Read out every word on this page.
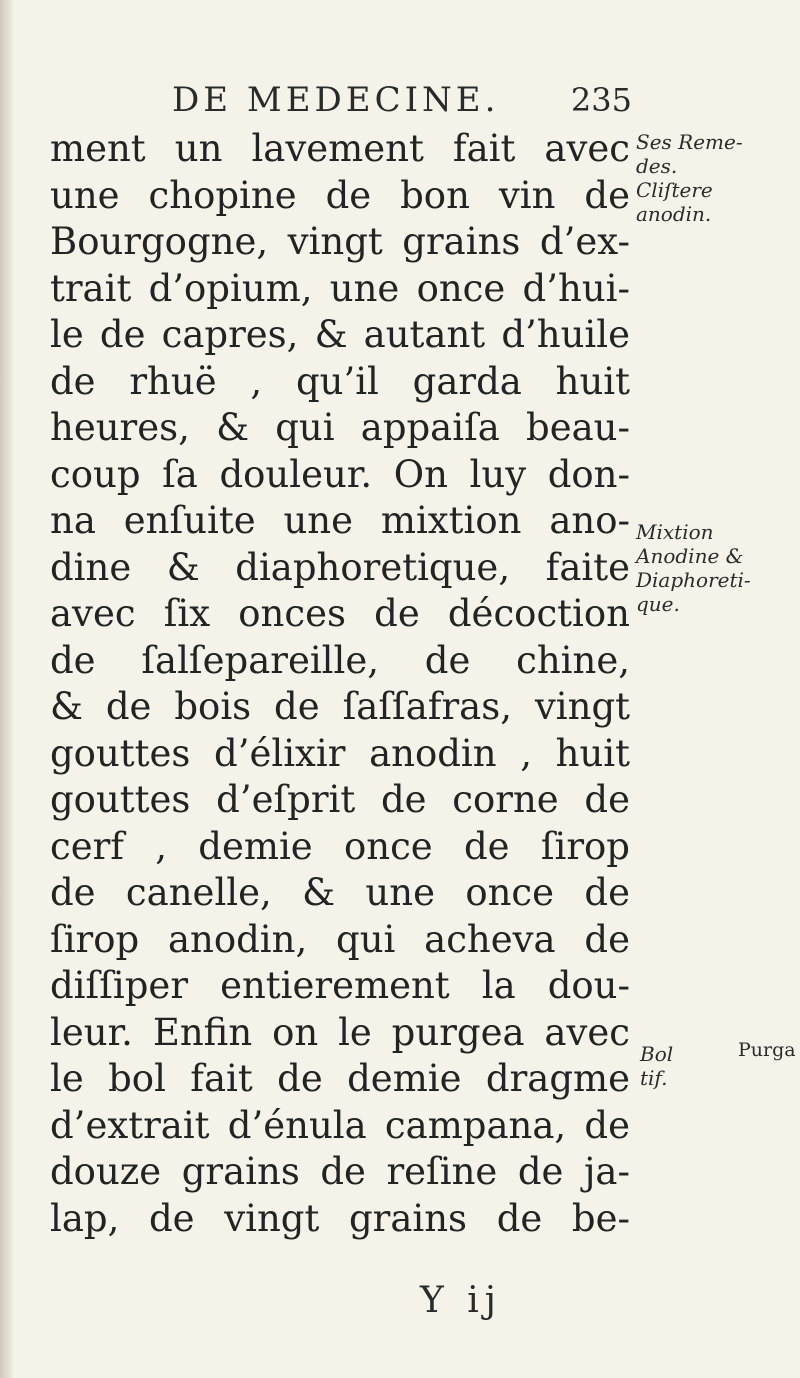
DE MEDECINE. 235
ment un lavement fait avec
une chopine de bon vin de
Bourgogne, vingt grains d’ex-
trait d’opium, une once d’hui-
le de capres, & autant d’huile
de rhuë , qu’il garda huit
heures, & qui appaiſa beau-
coup ſa douleur. On luy don-
na enſuite une mixtion ano-
dine & diaphoretique, faite
avec ſix onces de décoction
de ſalſepareille, de chine,
& de bois de ſaſſafras, vingt
gouttes d’élixir anodin , huit
gouttes d’eſprit de corne de
cerf , demie once de ſirop
de canelle, & une once de
ſirop anodin, qui acheva de
diſſiper entierement la dou-
leur. Enfin on le purgea avec
le bol fait de demie dragme
d’extrait d’énula campana, de
douze grains de reſine de ja-
lap, de vingt grains de be-
Y ij
Ses Reme-
des.
Cliſtere
anodin.
Mixtion
Anodine &
Diaphoreti-
que.
Bol
tif.
Purga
----
Skip the pictures and transcribe the rest of the records exactly.

Read out every word on this page.
DE MEDECINE. 235
ment un lavement fait avec
une chopine de bon vin de
Bourgogne, vingt grains d’ex-
trait d’opium, une once d’hui-
le de capres, & autant d’huile
de rhuë , qu’il garda huit
heures, & qui appaiſa beau-
coup ſa douleur. On luy don-
na enſuite une mixtion ano-
dine & diaphoretique, faite
avec ſix onces de décoction
de ſalſepareille, de chine,
& de bois de ſaſſafras, vingt
gouttes d’élixir anodin , huit
gouttes d’eſprit de corne de
cerf , demie once de ſirop
de canelle, & une once de
ſirop anodin, qui acheva de
diſſiper entierement la dou-
leur. Enfin on le purgea avec
le bol fait de demie dragme
d’extrait d’énula campana, de
douze grains de reſine de ja-
lap, de vingt grains de be-
Y ij
Ses Reme-
des.
Cliſtere
anodin.
Mixtion
Anodine &
Diaphoreti-
que.
Bol
tif.
Purga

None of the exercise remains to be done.